= Data rows =

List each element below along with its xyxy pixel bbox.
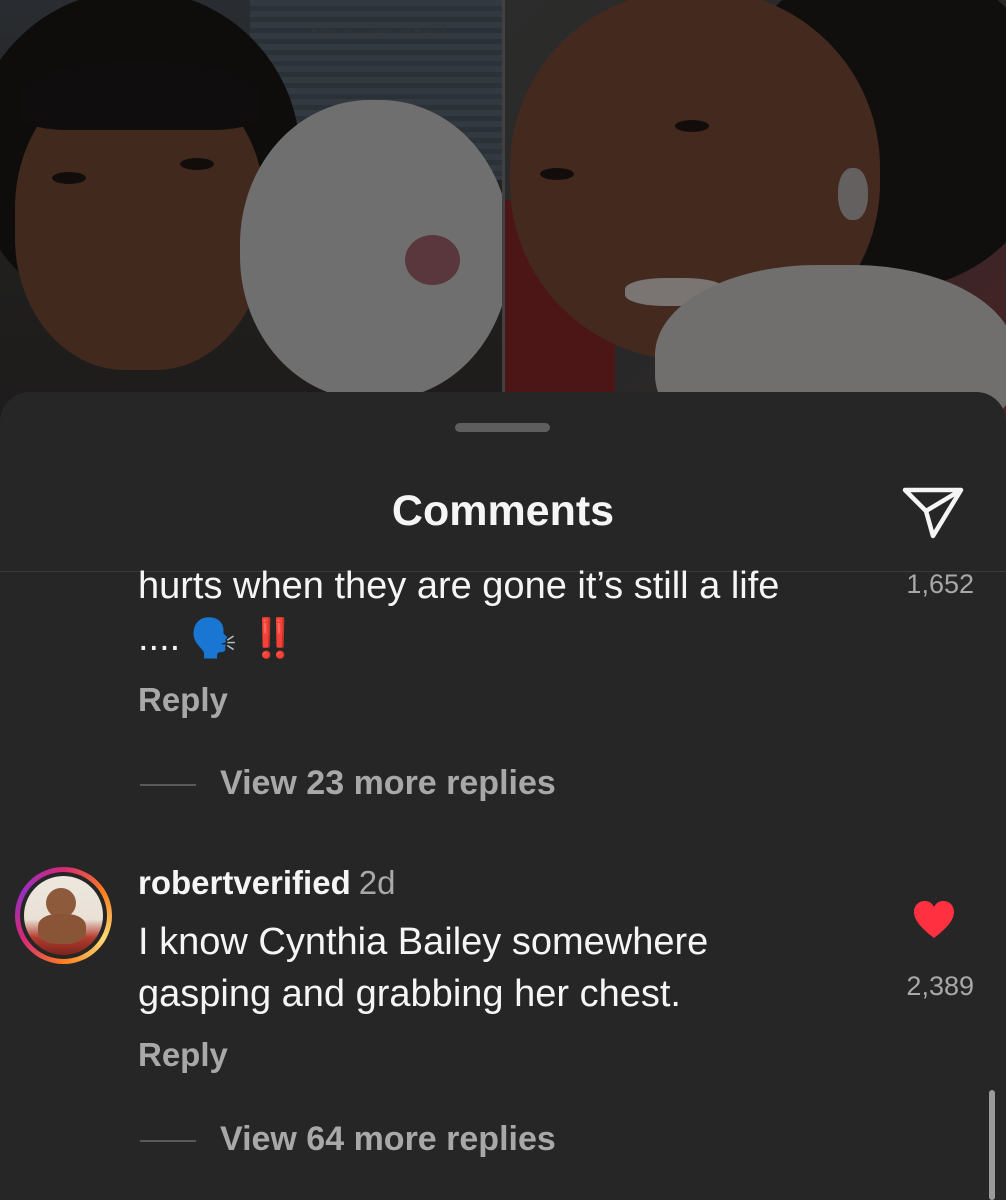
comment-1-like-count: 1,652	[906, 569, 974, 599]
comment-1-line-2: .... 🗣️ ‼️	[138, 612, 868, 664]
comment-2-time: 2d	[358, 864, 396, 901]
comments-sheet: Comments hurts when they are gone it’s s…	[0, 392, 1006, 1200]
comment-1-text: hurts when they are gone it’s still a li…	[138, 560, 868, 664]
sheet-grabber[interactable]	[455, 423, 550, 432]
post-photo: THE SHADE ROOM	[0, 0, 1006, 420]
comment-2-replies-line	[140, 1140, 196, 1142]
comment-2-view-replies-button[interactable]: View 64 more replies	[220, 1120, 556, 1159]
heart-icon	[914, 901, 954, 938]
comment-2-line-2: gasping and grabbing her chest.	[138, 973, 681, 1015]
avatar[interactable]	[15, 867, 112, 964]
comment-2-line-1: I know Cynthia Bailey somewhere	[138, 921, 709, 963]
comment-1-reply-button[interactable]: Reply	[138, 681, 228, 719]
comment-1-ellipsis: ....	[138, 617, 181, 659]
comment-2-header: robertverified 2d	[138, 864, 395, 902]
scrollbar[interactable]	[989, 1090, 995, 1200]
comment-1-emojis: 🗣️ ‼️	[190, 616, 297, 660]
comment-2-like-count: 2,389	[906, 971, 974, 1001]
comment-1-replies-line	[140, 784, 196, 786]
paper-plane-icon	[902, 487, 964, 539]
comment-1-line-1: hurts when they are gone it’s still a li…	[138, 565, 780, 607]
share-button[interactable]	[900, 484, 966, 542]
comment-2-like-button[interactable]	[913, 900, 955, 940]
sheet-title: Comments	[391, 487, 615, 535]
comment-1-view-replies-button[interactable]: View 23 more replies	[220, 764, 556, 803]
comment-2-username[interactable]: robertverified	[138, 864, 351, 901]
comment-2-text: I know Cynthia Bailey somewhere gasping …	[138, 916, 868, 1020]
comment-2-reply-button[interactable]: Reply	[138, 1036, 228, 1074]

* * *

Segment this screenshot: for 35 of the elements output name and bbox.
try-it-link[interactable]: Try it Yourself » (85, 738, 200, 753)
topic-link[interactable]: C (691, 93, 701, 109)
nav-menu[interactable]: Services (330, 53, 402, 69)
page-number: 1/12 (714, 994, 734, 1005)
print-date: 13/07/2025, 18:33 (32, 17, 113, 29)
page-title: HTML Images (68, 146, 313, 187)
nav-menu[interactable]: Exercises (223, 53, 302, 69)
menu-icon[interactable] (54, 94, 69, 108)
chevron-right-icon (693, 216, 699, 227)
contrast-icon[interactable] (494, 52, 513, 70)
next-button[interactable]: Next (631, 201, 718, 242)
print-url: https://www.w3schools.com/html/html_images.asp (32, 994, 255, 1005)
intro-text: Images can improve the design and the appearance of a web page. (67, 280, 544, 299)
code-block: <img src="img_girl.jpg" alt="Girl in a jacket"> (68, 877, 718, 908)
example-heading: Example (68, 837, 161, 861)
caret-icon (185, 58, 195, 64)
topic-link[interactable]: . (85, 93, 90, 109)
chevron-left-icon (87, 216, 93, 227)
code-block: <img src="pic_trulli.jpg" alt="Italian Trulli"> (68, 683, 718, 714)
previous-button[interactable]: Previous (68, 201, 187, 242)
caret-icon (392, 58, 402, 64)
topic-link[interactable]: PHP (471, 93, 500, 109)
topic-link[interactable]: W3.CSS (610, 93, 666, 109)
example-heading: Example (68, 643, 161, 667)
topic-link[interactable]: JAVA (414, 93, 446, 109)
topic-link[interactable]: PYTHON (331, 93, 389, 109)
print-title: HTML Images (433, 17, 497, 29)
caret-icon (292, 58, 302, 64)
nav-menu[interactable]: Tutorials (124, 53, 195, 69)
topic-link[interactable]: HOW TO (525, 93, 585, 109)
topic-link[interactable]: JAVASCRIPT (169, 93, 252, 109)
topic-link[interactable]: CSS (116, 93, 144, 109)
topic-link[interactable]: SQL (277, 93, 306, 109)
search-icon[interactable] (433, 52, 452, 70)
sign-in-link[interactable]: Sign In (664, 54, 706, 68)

= Problem statement =
Copy out, character for character, every entry above from the line containing "569, 974, 599]" down to the line containing "comment-2-view-replies-button[interactable]: View 64", including both of those lines.

= Task result =
comment-1-like-count: 1,652	[906, 569, 974, 599]
comment-1-line-2: .... 🗣️ ‼️	[138, 612, 868, 664]
comment-2-time: 2d	[358, 864, 396, 901]
comments-sheet: Comments hurts when they are gone it’s s…	[0, 392, 1006, 1200]
comment-1-text: hurts when they are gone it’s still a li…	[138, 560, 868, 664]
sheet-grabber[interactable]	[455, 423, 550, 432]
post-photo: THE SHADE ROOM	[0, 0, 1006, 420]
comment-2-replies-line	[140, 1140, 196, 1142]
comment-2-view-replies-button[interactable]: View 64 more replies	[220, 1120, 556, 1159]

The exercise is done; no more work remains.